==== RECORDS ====
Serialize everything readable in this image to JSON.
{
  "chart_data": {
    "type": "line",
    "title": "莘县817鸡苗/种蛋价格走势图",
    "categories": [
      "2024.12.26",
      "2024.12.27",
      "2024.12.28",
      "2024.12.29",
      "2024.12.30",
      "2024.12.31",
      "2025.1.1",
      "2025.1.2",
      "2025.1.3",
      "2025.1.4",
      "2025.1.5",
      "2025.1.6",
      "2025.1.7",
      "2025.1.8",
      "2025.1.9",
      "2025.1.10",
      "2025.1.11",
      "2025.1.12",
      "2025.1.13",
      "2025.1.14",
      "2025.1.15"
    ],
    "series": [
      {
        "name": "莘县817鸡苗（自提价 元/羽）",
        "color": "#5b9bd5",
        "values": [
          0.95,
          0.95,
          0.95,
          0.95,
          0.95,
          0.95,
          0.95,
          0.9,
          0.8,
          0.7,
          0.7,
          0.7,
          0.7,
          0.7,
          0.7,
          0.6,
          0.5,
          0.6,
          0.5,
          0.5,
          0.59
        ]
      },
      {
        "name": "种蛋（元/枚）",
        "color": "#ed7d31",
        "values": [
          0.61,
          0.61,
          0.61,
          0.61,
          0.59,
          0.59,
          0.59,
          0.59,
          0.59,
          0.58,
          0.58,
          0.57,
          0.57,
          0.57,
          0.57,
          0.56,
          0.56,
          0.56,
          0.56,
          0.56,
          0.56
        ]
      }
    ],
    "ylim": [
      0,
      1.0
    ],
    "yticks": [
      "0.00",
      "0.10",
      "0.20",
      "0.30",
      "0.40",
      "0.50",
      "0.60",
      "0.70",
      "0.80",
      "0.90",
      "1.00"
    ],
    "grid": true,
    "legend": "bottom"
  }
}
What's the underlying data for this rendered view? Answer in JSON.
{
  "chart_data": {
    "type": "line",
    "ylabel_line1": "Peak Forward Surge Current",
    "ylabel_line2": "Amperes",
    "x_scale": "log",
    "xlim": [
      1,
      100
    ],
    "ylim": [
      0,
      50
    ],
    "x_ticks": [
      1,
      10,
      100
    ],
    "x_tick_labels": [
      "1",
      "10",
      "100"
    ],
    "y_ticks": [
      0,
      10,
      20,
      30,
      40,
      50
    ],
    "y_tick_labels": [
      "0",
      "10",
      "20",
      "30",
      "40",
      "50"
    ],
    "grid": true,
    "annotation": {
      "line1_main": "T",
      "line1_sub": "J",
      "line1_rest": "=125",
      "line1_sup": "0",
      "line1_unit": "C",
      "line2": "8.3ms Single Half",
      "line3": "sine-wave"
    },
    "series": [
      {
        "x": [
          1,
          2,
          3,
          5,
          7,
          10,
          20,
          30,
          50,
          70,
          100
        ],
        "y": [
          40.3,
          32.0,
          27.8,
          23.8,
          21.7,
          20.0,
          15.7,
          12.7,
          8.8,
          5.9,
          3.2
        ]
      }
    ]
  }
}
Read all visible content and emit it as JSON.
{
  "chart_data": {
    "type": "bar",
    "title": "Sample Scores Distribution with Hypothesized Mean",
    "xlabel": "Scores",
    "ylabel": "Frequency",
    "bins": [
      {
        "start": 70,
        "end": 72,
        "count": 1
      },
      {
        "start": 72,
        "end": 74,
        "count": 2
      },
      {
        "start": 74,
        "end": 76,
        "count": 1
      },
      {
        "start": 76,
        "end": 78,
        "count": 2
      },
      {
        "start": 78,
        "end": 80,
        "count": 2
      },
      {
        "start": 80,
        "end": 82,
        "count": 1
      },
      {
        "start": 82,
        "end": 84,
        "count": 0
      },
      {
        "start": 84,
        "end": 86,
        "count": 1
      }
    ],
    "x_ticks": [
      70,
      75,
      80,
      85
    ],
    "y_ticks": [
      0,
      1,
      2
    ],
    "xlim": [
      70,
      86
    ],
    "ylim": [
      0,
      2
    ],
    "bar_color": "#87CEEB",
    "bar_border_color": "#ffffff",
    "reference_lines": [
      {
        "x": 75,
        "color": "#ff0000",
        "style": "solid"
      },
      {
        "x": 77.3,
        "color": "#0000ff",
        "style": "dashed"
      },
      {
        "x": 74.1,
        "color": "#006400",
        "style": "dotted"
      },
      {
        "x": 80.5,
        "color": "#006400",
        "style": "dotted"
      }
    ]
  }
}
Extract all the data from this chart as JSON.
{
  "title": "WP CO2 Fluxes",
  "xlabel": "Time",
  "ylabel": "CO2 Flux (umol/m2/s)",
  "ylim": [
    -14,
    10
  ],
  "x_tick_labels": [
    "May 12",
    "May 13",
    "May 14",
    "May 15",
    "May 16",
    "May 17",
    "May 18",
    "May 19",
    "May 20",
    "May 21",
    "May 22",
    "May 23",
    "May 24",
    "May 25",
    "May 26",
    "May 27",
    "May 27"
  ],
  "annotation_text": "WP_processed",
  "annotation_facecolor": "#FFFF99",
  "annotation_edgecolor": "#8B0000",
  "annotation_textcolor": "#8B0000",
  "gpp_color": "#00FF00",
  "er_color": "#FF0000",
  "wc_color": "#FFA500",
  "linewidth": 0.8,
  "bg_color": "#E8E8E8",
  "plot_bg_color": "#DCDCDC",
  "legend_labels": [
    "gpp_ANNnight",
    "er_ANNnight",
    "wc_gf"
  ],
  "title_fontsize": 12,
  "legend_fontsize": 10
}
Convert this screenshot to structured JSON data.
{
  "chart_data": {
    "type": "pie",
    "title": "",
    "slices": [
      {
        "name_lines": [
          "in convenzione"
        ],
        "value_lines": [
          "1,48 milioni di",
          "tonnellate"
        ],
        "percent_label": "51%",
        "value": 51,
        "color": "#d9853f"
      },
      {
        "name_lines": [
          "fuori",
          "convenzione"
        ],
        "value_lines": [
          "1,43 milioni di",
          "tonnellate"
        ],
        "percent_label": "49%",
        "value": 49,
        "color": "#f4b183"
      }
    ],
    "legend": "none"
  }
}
====
List all lines where "style" occurs.

        "style": "solid"
        "style": "dashed"
        "style": "dotted"
        "style": "dotted"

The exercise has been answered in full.